> [Data supplied]:
↓

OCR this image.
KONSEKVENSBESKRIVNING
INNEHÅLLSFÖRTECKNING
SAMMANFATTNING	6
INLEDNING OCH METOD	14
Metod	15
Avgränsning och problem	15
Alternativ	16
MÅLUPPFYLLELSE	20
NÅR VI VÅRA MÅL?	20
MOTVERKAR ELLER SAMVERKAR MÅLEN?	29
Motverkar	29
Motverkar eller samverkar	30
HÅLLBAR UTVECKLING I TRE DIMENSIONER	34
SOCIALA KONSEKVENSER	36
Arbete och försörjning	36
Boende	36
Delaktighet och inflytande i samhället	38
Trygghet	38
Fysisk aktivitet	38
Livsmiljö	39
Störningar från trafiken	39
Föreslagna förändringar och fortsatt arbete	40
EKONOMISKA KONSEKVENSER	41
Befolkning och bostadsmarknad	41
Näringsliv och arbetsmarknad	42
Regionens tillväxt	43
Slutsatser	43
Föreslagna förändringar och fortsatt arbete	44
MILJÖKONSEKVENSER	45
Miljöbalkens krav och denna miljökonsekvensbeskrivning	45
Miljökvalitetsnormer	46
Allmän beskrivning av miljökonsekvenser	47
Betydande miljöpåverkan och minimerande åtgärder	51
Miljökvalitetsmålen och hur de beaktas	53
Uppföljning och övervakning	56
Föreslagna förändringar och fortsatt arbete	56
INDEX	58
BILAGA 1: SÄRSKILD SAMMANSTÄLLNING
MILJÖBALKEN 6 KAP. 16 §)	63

↑

Copy out each record from above, exactly.

OCR this image.
KONSEKVENSBESKRIVNING
INNEHÅLLSFÖRTECKNING
SAMMANFATTNING	6
INLEDNING OCH METOD	14
Metod	15
Avgränsning och problem	15
Alternativ	16
MÅLUPPFYLLELSE	20
NÅR VI VÅRA MÅL?	20
MOTVERKAR ELLER SAMVERKAR MÅLEN?	29
Motverkar	29
Motverkar eller samverkar	30
HÅLLBAR UTVECKLING I TRE DIMENSIONER	34
SOCIALA KONSEKVENSER	36
Arbete och försörjning	36
Boende	36
Delaktighet och inflytande i samhället	38
Trygghet	38
Fysisk aktivitet	38
Livsmiljö	39
Störningar från trafiken	39
Föreslagna förändringar och fortsatt arbete	40
EKONOMISKA KONSEKVENSER	41
Befolkning och bostadsmarknad	41
Näringsliv och arbetsmarknad	42
Regionens tillväxt	43
Slutsatser	43
Föreslagna förändringar och fortsatt arbete	44
MILJÖKONSEKVENSER	45
Miljöbalkens krav och denna miljökonsekvensbeskrivning	45
Miljökvalitetsnormer	46
Allmän beskrivning av miljökonsekvenser	47
Betydande miljöpåverkan och minimerande åtgärder	51
Miljökvalitetsmålen och hur de beaktas	53
Uppföljning och övervakning	56
Föreslagna förändringar och fortsatt arbete	56
INDEX	58
BILAGA 1: SÄRSKILD SAMMANSTÄLLNING
MILJÖBALKEN 6 KAP. 16 §)	63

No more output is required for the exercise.